Begin Records provided
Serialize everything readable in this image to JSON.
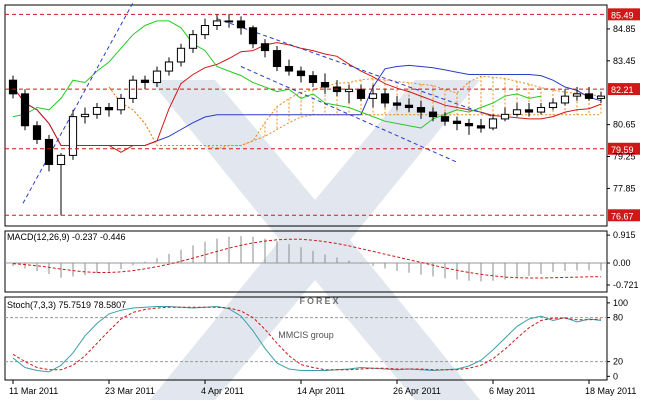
{
  "watermark": {
    "brand": "FOREX",
    "sub": "MMCIS group",
    "color": "#c8d2e2"
  },
  "colors": {
    "bull_candle": "#ffffff",
    "bear_candle": "#000000",
    "kijun": "#d01818",
    "tenkan": "#2a3cc8",
    "chikou": "#22cc22",
    "cloud": "#e88a1a",
    "cloud_bear": "#9a9a9a",
    "trend": "#2a3cc8",
    "level": "#d01818",
    "level_label_bg": "#d01818",
    "macd_hist": "#8c8c8c",
    "macd_signal": "#d01818",
    "stoch_main": "#3aa0a8",
    "stoch_signal": "#d01818"
  },
  "chart_data": [
    {
      "type": "candlestick",
      "panel": "price",
      "x": [
        "11 Mar 2011",
        "14 Mar 2011",
        "15 Mar 2011",
        "16 Mar 2011",
        "17 Mar 2011",
        "18 Mar 2011",
        "21 Mar 2011",
        "22 Mar 2011",
        "23 Mar 2011",
        "24 Mar 2011",
        "25 Mar 2011",
        "28 Mar 2011",
        "29 Mar 2011",
        "30 Mar 2011",
        "31 Mar 2011",
        "1 Apr 2011",
        "4 Apr 2011",
        "5 Apr 2011",
        "6 Apr 2011",
        "7 Apr 2011",
        "8 Apr 2011",
        "11 Apr 2011",
        "12 Apr 2011",
        "13 Apr 2011",
        "14 Apr 2011",
        "15 Apr 2011",
        "18 Apr 2011",
        "19 Apr 2011",
        "20 Apr 2011",
        "21 Apr 2011",
        "22 Apr 2011",
        "25 Apr 2011",
        "26 Apr 2011",
        "27 Apr 2011",
        "28 Apr 2011",
        "29 Apr 2011",
        "2 May 2011",
        "3 May 2011",
        "4 May 2011",
        "5 May 2011",
        "6 May 2011",
        "9 May 2011",
        "10 May 2011",
        "11 May 2011",
        "12 May 2011",
        "13 May 2011",
        "16 May 2011",
        "17 May 2011",
        "18 May 2011",
        "19 May 2011"
      ],
      "open": [
        82.6,
        82.0,
        80.6,
        80.0,
        78.9,
        79.3,
        81.0,
        81.1,
        81.4,
        81.3,
        81.8,
        82.6,
        82.5,
        83.0,
        83.4,
        84.0,
        84.6,
        85.0,
        85.2,
        85.2,
        84.9,
        84.2,
        83.9,
        83.2,
        83.0,
        82.8,
        82.5,
        82.3,
        82.1,
        82.2,
        81.8,
        82.0,
        81.6,
        81.5,
        81.4,
        81.2,
        81.0,
        80.8,
        80.7,
        80.6,
        80.5,
        80.9,
        81.1,
        81.3,
        81.2,
        81.4,
        81.6,
        81.9,
        82.0,
        81.8
      ],
      "high": [
        82.8,
        82.2,
        80.8,
        80.2,
        79.4,
        81.3,
        81.4,
        81.6,
        81.6,
        82.0,
        82.8,
        82.8,
        83.2,
        83.6,
        84.2,
        84.8,
        85.3,
        85.49,
        85.5,
        85.4,
        85.0,
        84.4,
        84.1,
        83.5,
        83.2,
        83.0,
        82.9,
        82.6,
        82.4,
        82.4,
        82.4,
        82.2,
        81.9,
        81.8,
        81.7,
        81.4,
        81.2,
        81.0,
        80.9,
        80.9,
        81.1,
        81.4,
        81.6,
        81.6,
        81.6,
        81.8,
        82.2,
        82.3,
        82.3,
        82.1
      ],
      "low": [
        81.8,
        80.4,
        79.8,
        78.6,
        76.67,
        79.1,
        80.7,
        80.9,
        81.0,
        81.1,
        81.6,
        82.2,
        82.3,
        82.8,
        83.2,
        83.8,
        84.4,
        84.8,
        84.9,
        84.6,
        84.0,
        83.6,
        83.0,
        82.8,
        82.5,
        82.3,
        82.0,
        81.9,
        81.6,
        81.7,
        81.4,
        81.4,
        81.3,
        81.2,
        80.9,
        80.8,
        80.6,
        80.4,
        80.2,
        80.3,
        80.4,
        80.8,
        81.0,
        81.0,
        81.1,
        81.3,
        81.5,
        81.7,
        81.7,
        81.6
      ],
      "close": [
        82.0,
        80.6,
        80.0,
        78.9,
        79.3,
        81.0,
        81.1,
        81.4,
        81.3,
        81.8,
        82.6,
        82.5,
        83.0,
        83.4,
        84.0,
        84.6,
        85.0,
        85.2,
        85.2,
        84.9,
        84.2,
        83.9,
        83.2,
        83.0,
        82.8,
        82.5,
        82.3,
        82.1,
        82.2,
        81.8,
        82.0,
        81.6,
        81.5,
        81.4,
        81.2,
        81.0,
        80.8,
        80.7,
        80.6,
        80.5,
        80.9,
        81.1,
        81.3,
        81.2,
        81.4,
        81.6,
        81.9,
        82.0,
        81.8,
        81.9
      ],
      "ylim": [
        76.2,
        85.9
      ],
      "y_ticks": [
        "84.85",
        "83.45",
        "82.21",
        "80.65",
        "79.25",
        "77.85"
      ],
      "y_tick_values": [
        84.85,
        83.45,
        82.21,
        80.65,
        79.25,
        77.85
      ],
      "levels": [
        {
          "value": 85.49,
          "label": "85.49"
        },
        {
          "value": 82.21,
          "label": "82.21"
        },
        {
          "value": 79.59,
          "label": "79.59"
        },
        {
          "value": 76.67,
          "label": "76.67"
        }
      ],
      "x_ticks": [
        "11 Mar 2011",
        "23 Mar 2011",
        "4 Apr 2011",
        "14 Apr 2011",
        "26 Apr 2011",
        "6 May 2011",
        "18 May 2011"
      ],
      "x_tick_index": [
        0,
        8,
        16,
        24,
        32,
        40,
        48
      ]
    },
    {
      "type": "line",
      "panel": "macd",
      "title": "MACD(12,26,9) -0.237 -0.446",
      "ylim": [
        -0.95,
        1.05
      ],
      "y_ticks": [
        "0.915",
        "0.00",
        "-0.721"
      ],
      "y_tick_values": [
        0.915,
        0.0,
        -0.721
      ],
      "histogram": [
        -0.1,
        -0.18,
        -0.26,
        -0.36,
        -0.48,
        -0.44,
        -0.4,
        -0.34,
        -0.28,
        -0.2,
        -0.08,
        0.04,
        0.16,
        0.3,
        0.44,
        0.58,
        0.7,
        0.8,
        0.86,
        0.88,
        0.86,
        0.8,
        0.72,
        0.62,
        0.52,
        0.4,
        0.28,
        0.18,
        0.08,
        -0.02,
        -0.1,
        -0.18,
        -0.26,
        -0.32,
        -0.38,
        -0.44,
        -0.5,
        -0.54,
        -0.58,
        -0.6,
        -0.58,
        -0.54,
        -0.48,
        -0.42,
        -0.36,
        -0.3,
        -0.26,
        -0.24,
        -0.24,
        -0.24
      ],
      "signal": [
        -0.02,
        -0.05,
        -0.09,
        -0.14,
        -0.2,
        -0.25,
        -0.29,
        -0.31,
        -0.31,
        -0.29,
        -0.25,
        -0.19,
        -0.12,
        -0.04,
        0.06,
        0.16,
        0.27,
        0.38,
        0.49,
        0.58,
        0.66,
        0.72,
        0.76,
        0.78,
        0.78,
        0.75,
        0.7,
        0.64,
        0.56,
        0.47,
        0.38,
        0.29,
        0.2,
        0.11,
        0.02,
        -0.07,
        -0.16,
        -0.24,
        -0.31,
        -0.37,
        -0.42,
        -0.46,
        -0.48,
        -0.49,
        -0.49,
        -0.48,
        -0.47,
        -0.46,
        -0.45,
        -0.45
      ]
    },
    {
      "type": "line",
      "panel": "stochastic",
      "title": "Stoch(7,3,3) 75.7519 78.5807",
      "ylim": [
        -5,
        108
      ],
      "y_ticks": [
        "100",
        "80",
        "20",
        "0"
      ],
      "y_tick_values": [
        100,
        80,
        20,
        0
      ],
      "levels": [
        80,
        20
      ],
      "main": [
        25,
        12,
        8,
        6,
        15,
        32,
        55,
        72,
        85,
        90,
        93,
        94,
        95,
        95,
        94,
        93,
        94,
        95,
        92,
        82,
        62,
        38,
        18,
        10,
        8,
        8,
        8,
        9,
        10,
        12,
        11,
        10,
        9,
        10,
        9,
        8,
        9,
        10,
        14,
        22,
        36,
        52,
        68,
        78,
        82,
        76,
        80,
        74,
        78,
        76
      ],
      "signal": [
        30,
        20,
        12,
        9,
        9,
        15,
        28,
        45,
        62,
        78,
        87,
        91,
        93,
        94,
        94,
        94,
        94,
        94,
        93,
        89,
        80,
        64,
        45,
        28,
        16,
        12,
        9,
        9,
        9,
        10,
        11,
        11,
        10,
        10,
        10,
        9,
        9,
        9,
        11,
        15,
        24,
        37,
        52,
        66,
        76,
        79,
        79,
        77,
        77,
        78
      ]
    }
  ]
}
End Records provided
Stated task
Copy out all lines where the word "title" appears.

Worked answer
      "title": "MACD(12,26,9) -0.237 -0.446",
      "title": "Stoch(7,3,3) 75.7519 78.5807",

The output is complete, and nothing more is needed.